To be done | Looking at the listing, state how many of its lines contain the string "must". Write only the number.

==== Information supplied ====

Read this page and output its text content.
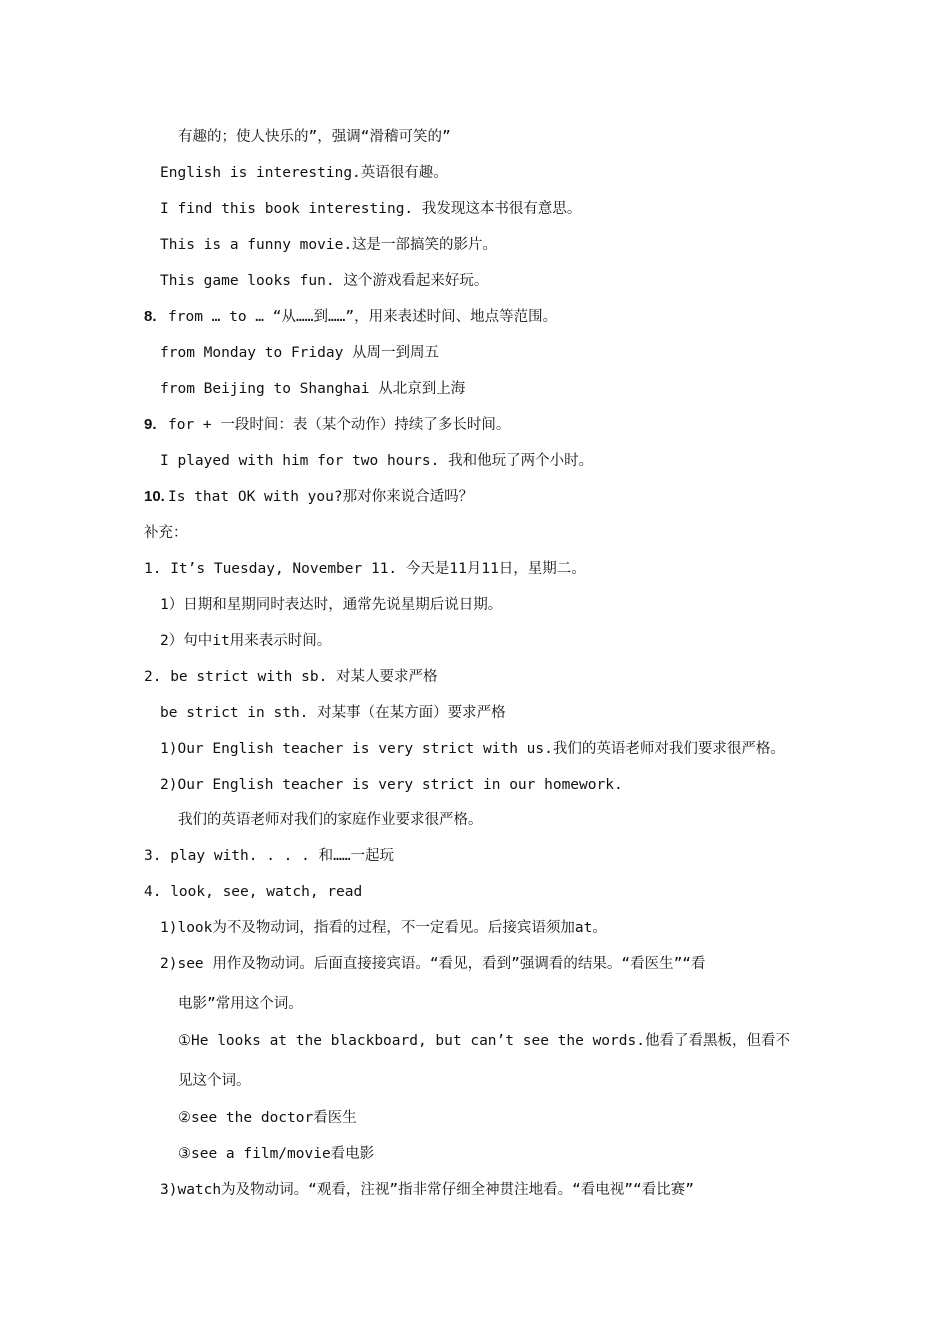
有趣的；使人快乐的”，强调“滑稽可笑的”
English is interesting.英语很有趣。
I find this book interesting. 我发现这本书很有意思。
This is a funny movie.这是一部搞笑的影片。
This game looks fun. 这个游戏看起来好玩。
8. from … to … “从……到……”，用来表述时间、地点等范围。
from Monday to Friday 从周一到周五
from Beijing to Shanghai 从北京到上海
9. for + 一段时间：表（某个动作）持续了多长时间。
I played with him for two hours. 我和他玩了两个小时。
10. Is that OK with you?那对你来说合适吗？
补充：
1. It’s Tuesday, November 11. 今天是11月11日，星期二。
1）日期和星期同时表达时，通常先说星期后说日期。
2）句中it用来表示时间。
2. be strict with sb. 对某人要求严格
be strict in sth. 对某事（在某方面）要求严格
1)Our English teacher is very strict with us.我们的英语老师对我们要求很严格。
2)Our English teacher is very strict in our homework.
我们的英语老师对我们的家庭作业要求很严格。
3. play with. . . . 和……一起玩
4. look, see, watch, read
1)look为不及物动词，指看的过程，不一定看见。后接宾语须加at。
2)see 用作及物动词。后面直接接宾语。“看见，看到”强调看的结果。“看医生”“看
电影”常用这个词。
①He looks at the blackboard, but can’t see the words.他看了看黑板，但看不
见这个词。
②see the doctor看医生
③see a film/movie看电影
3)watch为及物动词。“观看，注视”指非常仔细全神贯注地看。“看电视”“看比赛”
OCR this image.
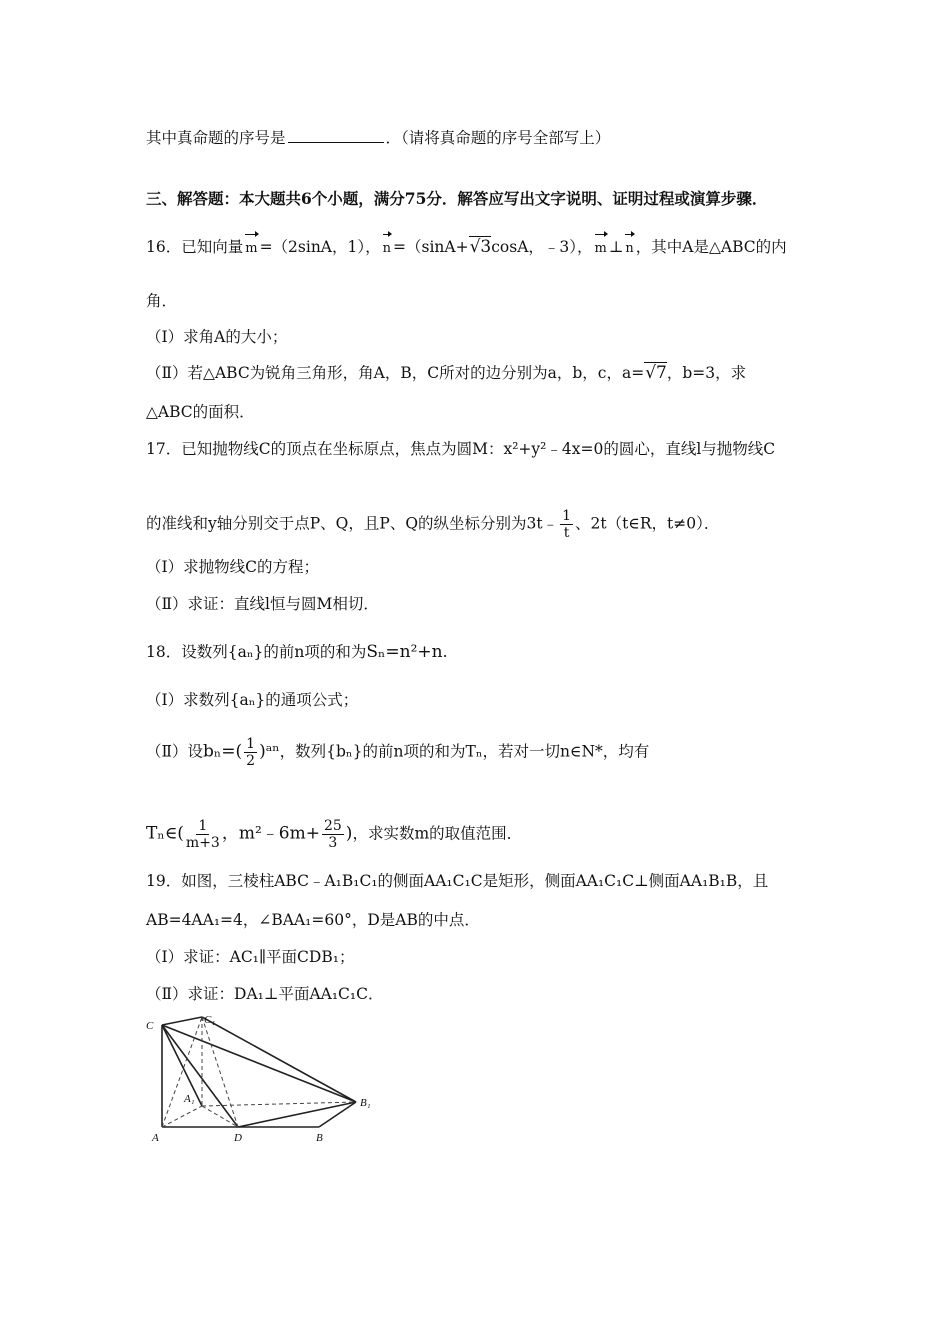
其中真命题的序号是	．（请将真命题的序号全部写上）
三、解答题：本大题共6个小题，满分75分．解答应写出文字说明、证明过程或演算步骤．
16．已知向量 m =（2sinA，1）， n =（sinA+√3cosA，﹣3）， m ⊥ n ，其中A是△ABC的内
角．
（Ⅰ）求角A的大小；
（Ⅱ）若△ABC为锐角三角形，角A，B，C所对的边分别为a，b，c，a=√7，b=3，求
△ABC的面积．
17．已知抛物线C的顶点在坐标原点，焦点为圆M：x²+y²﹣4x=0的圆心，直线l与抛物线C
的准线和y轴分别交于点P、Q，且P、Q的纵坐标分别为3t﹣ $\frac{1}{t}$ 、2t（t∈R，t≠0）．
（Ⅰ）求抛物线C的方程；
（Ⅱ）求证：直线l恒与圆M相切．
18．设数列{aₙ}的前n项的和为Sₙ=n²+n.
（Ⅰ）求数列{aₙ}的通项公式；
（Ⅱ）设$b_n=( \frac{1}{2}$ )ᵃⁿ，数列{bₙ}的前n项的和为Tₙ，若对一切n∈N*，均有
Tₙ∈( $\frac{1}{m+3}$ ，m²﹣6m+ $\frac{25}{3}$ )，求实数m的取值范围．
19．如图，三棱柱ABC﹣A₁B₁C₁的侧面AA₁C₁C是矩形，侧面AA₁C₁C⊥侧面AA₁B₁B，且
AB=4AA₁=4，∠BAA₁=60°，D是AB的中点．
（Ⅰ）求证：AC₁∥平面CDB₁；
（Ⅱ）求证：DA₁⊥平面AA₁C₁C．
C₁
C
A₁	B₁
A	D	B
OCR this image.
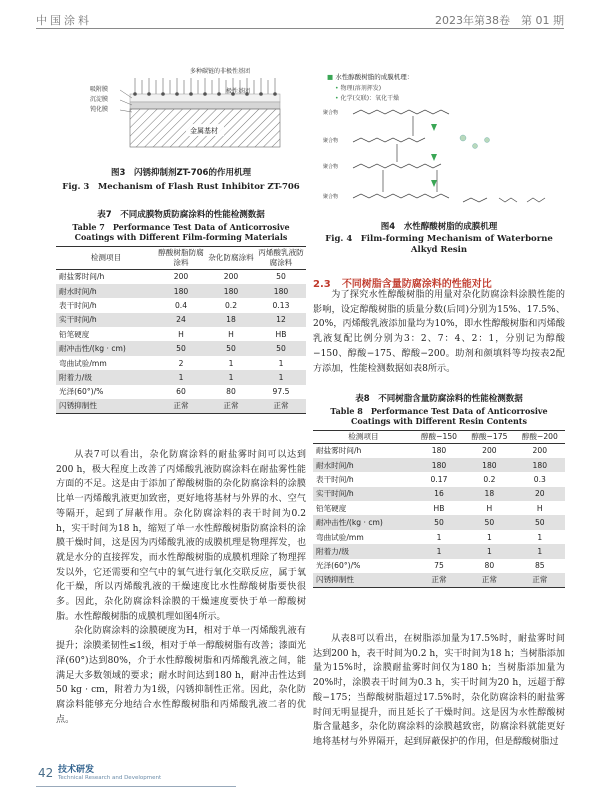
中国涂料	2023年第38卷　第 01 期
吸附膜
沉淀膜
钝化膜
多种碳链的非极性基团
极性基团
金属基材
图3　闪锈抑制剂ZT-706的作用机理
Fig. 3　Mechanism of Flash Rust Inhibitor ZT-706
表7　不同成膜物质防腐涂料的性能检测数据
Table 7　Performance Test Data of Anticorrosive Coatings with Different Film-forming Materials
检测项目	醇酸树脂防腐涂料	杂化防腐涂料	丙烯酸乳液防腐涂料
耐盐雾时间/h	200	200	50
耐水时间/h	180	180	180
表干时间/h	0.4	0.2	0.13
实干时间/h	24	18	12
铅笔硬度	H	H	HB
耐冲击性/(kg · cm)	50	50	50
弯曲试验/mm	2	1	1
附着力/级	1	1	1
光泽(60°)/%	60	80	97.5
闪锈抑制性	正常	正常	正常

从表7可以看出，杂化防腐涂料的耐盐雾时间可以达到200 h，极大程度上改善了丙烯酸乳液防腐涂料在耐盐雾性能方面的不足。这是由于添加了醇酸树脂的杂化防腐涂料的涂膜比单一丙烯酸乳液更加致密，更好地将基材与外界的水、空气等隔开，起到了屏蔽作用。杂化防腐涂料的表干时间为0.2 h，实干时间为18 h，缩短了单一水性醇酸树脂防腐涂料的涂膜干燥时间，这是因为丙烯酸乳液的成膜机理是物理挥发，也就是水分的直接挥发，而水性醇酸树脂的成膜机理除了物理挥发以外，它还需要和空气中的氧气进行氧化交联反应，属于氧化干燥，所以丙烯酸乳液的干燥速度比水性醇酸树脂要快很多。因此，杂化防腐涂料涂膜的干燥速度要快于单一醇酸树脂。水性醇酸树脂的成膜机理如图4所示。

杂化防腐涂料的涂膜硬度为H，相对于单一丙烯酸乳液有提升；涂膜柔韧性≤1级，相对于单一醇酸树脂有改善；漆面光泽(60°)达到80%，介于水性醇酸树脂和丙烯酸乳液之间，能满足大多数领域的要求；耐水时间达到180 h，耐冲击性达到50 kg · cm，附着力为1级，闪锈抑制性正常。因此，杂化防腐涂料能够充分地结合水性醇酸树脂和丙烯酸乳液二者的优点。

■ 水性醇酸树脂的成膜机理：
• 物理(溶剂挥发)
• 化学(交联)：氧化干燥
聚合物
聚合物
聚合物
聚合物
图4　水性醇酸树脂的成膜机理
Fig. 4　Film-forming Mechanism of Waterborne Alkyd Resin
2.3 不同树脂含量防腐涂料的性能对比

为了探究水性醇酸树脂的用量对杂化防腐涂料涂膜性能的影响，设定醇酸树脂的质量分数(后同)分别为15%、17.5%、20%，丙烯酸乳液添加量均为10%，即水性醇酸树脂和丙烯酸乳液复配比例分别为3：2、7：4、2：1，分别记为醇酸−150、醇酸−175、醇酸−200。助剂和颜填料等均按表2配方添加，性能检测数据如表8所示。

表8　不同树脂含量防腐涂料的性能检测数据
Table 8　Performance Test Data of Anticorrosive Coatings with Different Resin Contents
检测项目	醇酸−150	醇酸−175	醇酸−200
耐盐雾时间/h	180	200	200
耐水时间/h	180	180	180
表干时间/h	0.17	0.2	0.3
实干时间/h	16	18	20
铅笔硬度	HB	H	H
耐冲击性/(kg · cm)	50	50	50
弯曲试验/mm	1	1	1
附着力/级	1	1	1
光泽(60°)/%	75	80	85
闪锈抑制性	正常	正常	正常

从表8可以看出，在树脂添加量为17.5%时，耐盐雾时间达到200 h，表干时间为0.2 h，实干时间为18 h；当树脂添加量为15%时，涂膜耐盐雾时间仅为180 h；当树脂添加量为20%时，涂膜表干时间为0.3 h，实干时间为20 h，远超于醇酸−175；当醇酸树脂超过17.5%时，杂化防腐涂料的耐盐雾时间无明显提升，而且延长了干燥时间。这是因为水性醇酸树脂含量越多，杂化防腐涂料的涂膜越致密，防腐涂料就能更好地将基材与外界隔开，起到屏蔽保护的作用，但是醇酸树脂过

42 技术研发
Technical Research and Development
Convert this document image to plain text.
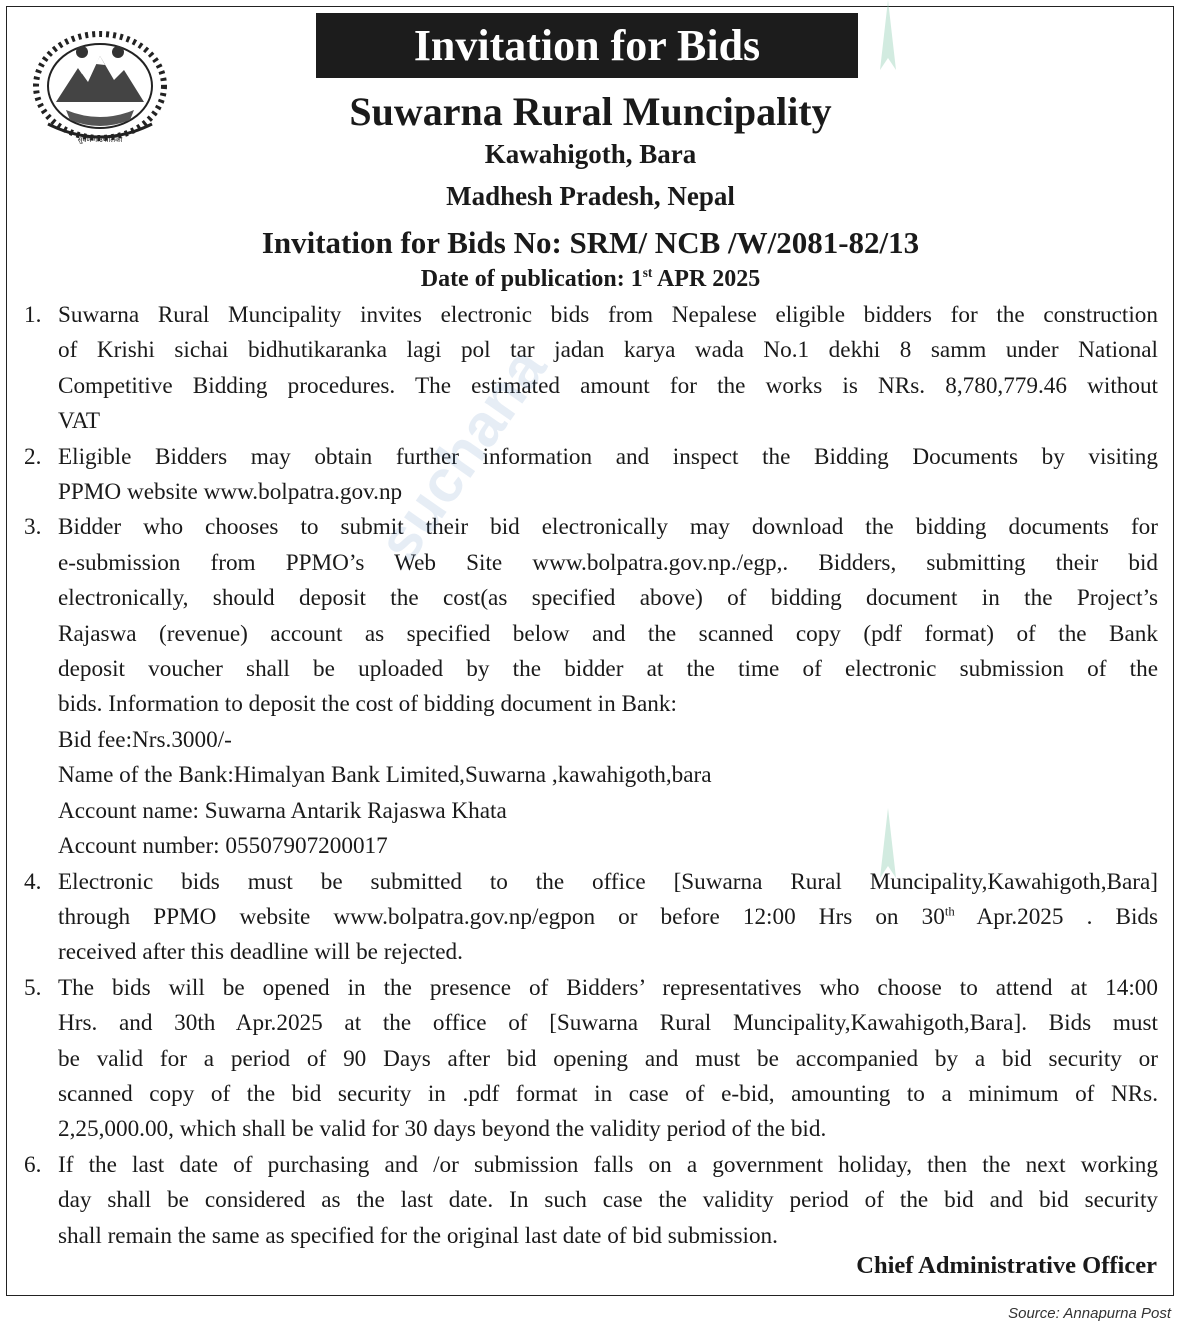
Invitation for Bids
सुवर्ण गाउँपालिका
Suwarna Rural Muncipality
Kawahigoth, Bara
Madhesh Pradesh, Nepal
Invitation for Bids No: SRM/ NCB /W/2081-82/13
Date of publication: 1st APR 2025
1. Suwarna Rural Muncipality invites electronic bids from Nepalese eligible bidders for the construction
of Krishi sichai bidhutikaranka lagi pol tar jadan karya wada No.1 dekhi 8 samm under National
Competitive Bidding procedures. The estimated amount for the works is NRs. 8,780,779.46 without
VAT
2. Eligible Bidders may obtain further information and inspect the Bidding Documents by visiting
PPMO website www.bolpatra.gov.np
3. Bidder who chooses to submit their bid electronically may download the bidding documents for
e-submission from PPMO’s Web Site www.bolpatra.gov.np./egp,. Bidders, submitting their bid
electronically, should deposit the cost(as specified above) of bidding document in the Project’s
Rajaswa (revenue) account as specified below and the scanned copy (pdf format) of the Bank
deposit voucher shall be uploaded by the bidder at the time of electronic submission of the
bids. Information to deposit the cost of bidding document in Bank:
Bid fee:Nrs.3000/-
Name of the Bank:Himalyan Bank Limited,Suwarna ,kawahigoth,bara
Account name: Suwarna Antarik Rajaswa Khata
Account number: 05507907200017
4. Electronic bids must be submitted to the office [Suwarna Rural Muncipality,Kawahigoth,Bara]
through PPMO website www.bolpatra.gov.np/egpon or before 12:00 Hrs on 30th Apr.2025 . Bids
received after this deadline will be rejected.
5. The bids will be opened in the presence of Bidders’ representatives who choose to attend at 14:00
Hrs. and 30th Apr.2025 at the office of [Suwarna Rural Muncipality,Kawahigoth,Bara]. Bids must
be valid for a period of 90 Days after bid opening and must be accompanied by a bid security or
scanned copy of the bid security in .pdf format in case of e-bid, amounting to a minimum of NRs.
2,25,000.00, which shall be valid for 30 days beyond the validity period of the bid.
6. If the last date of purchasing and /or submission falls on a government holiday, then the next working
day shall be considered as the last date. In such case the validity period of the bid and bid security
shall remain the same as specified for the original last date of bid submission.
Chief Administrative Officer
Source: Annapurna Post
suchana
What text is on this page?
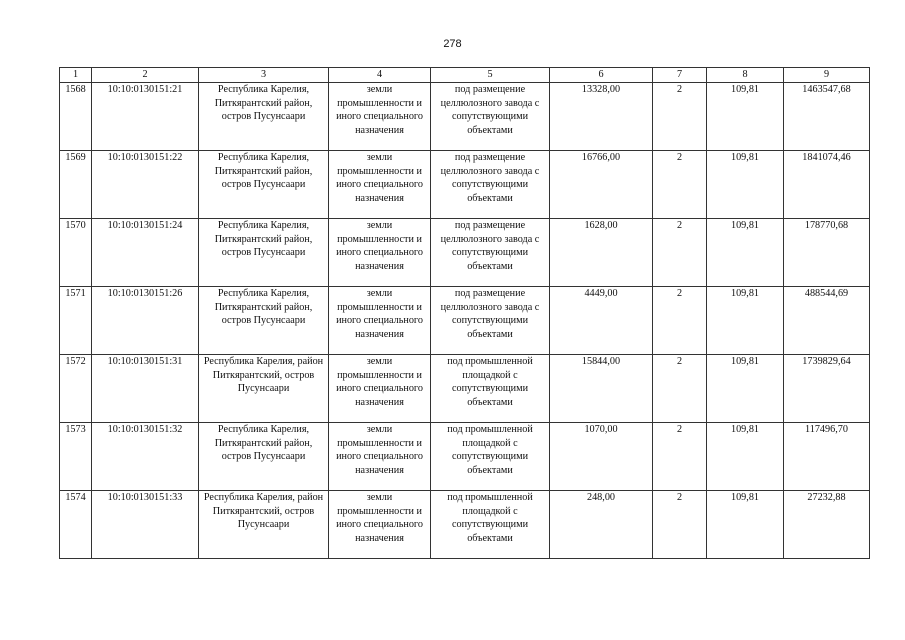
278
1	2	3	4	5	6	7	8	9
1568	10:10:0130151:21	Республика Карелия, Питкярантский район, остров Пусунсаари	земли промышленности и иного специального назначения	под размещение целлюлозного завода с сопутствующими объектами	13328,00	2	109,81	1463547,68
1569	10:10:0130151:22	Республика Карелия, Питкярантский район, остров Пусунсаари	земли промышленности и иного специального назначения	под размещение целлюлозного завода с сопутствующими объектами	16766,00	2	109,81	1841074,46
1570	10:10:0130151:24	Республика Карелия, Питкярантский район, остров Пусунсаари	земли промышленности и иного специального назначения	под размещение целлюлозного завода с сопутствующими объектами	1628,00	2	109,81	178770,68
1571	10:10:0130151:26	Республика Карелия, Питкярантский район, остров Пусунсаари	земли промышленности и иного специального назначения	под размещение целлюлозного завода с сопутствующими объектами	4449,00	2	109,81	488544,69
1572	10:10:0130151:31	Республика Карелия, район Питкярантский, остров Пусунсаари	земли промышленности и иного специального назначения	под промышленной площадкой с сопутствующими объектами	15844,00	2	109,81	1739829,64
1573	10:10:0130151:32	Республика Карелия, Питкярантский район, остров Пусунсаари	земли промышленности и иного специального назначения	под промышленной площадкой с сопутствующими объектами	1070,00	2	109,81	117496,70
1574	10:10:0130151:33	Республика Карелия, район Питкярантский, остров Пусунсаари	земли промышленности и иного специального назначения	под промышленной площадкой с сопутствующими объектами	248,00	2	109,81	27232,88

====

Expected answer | 3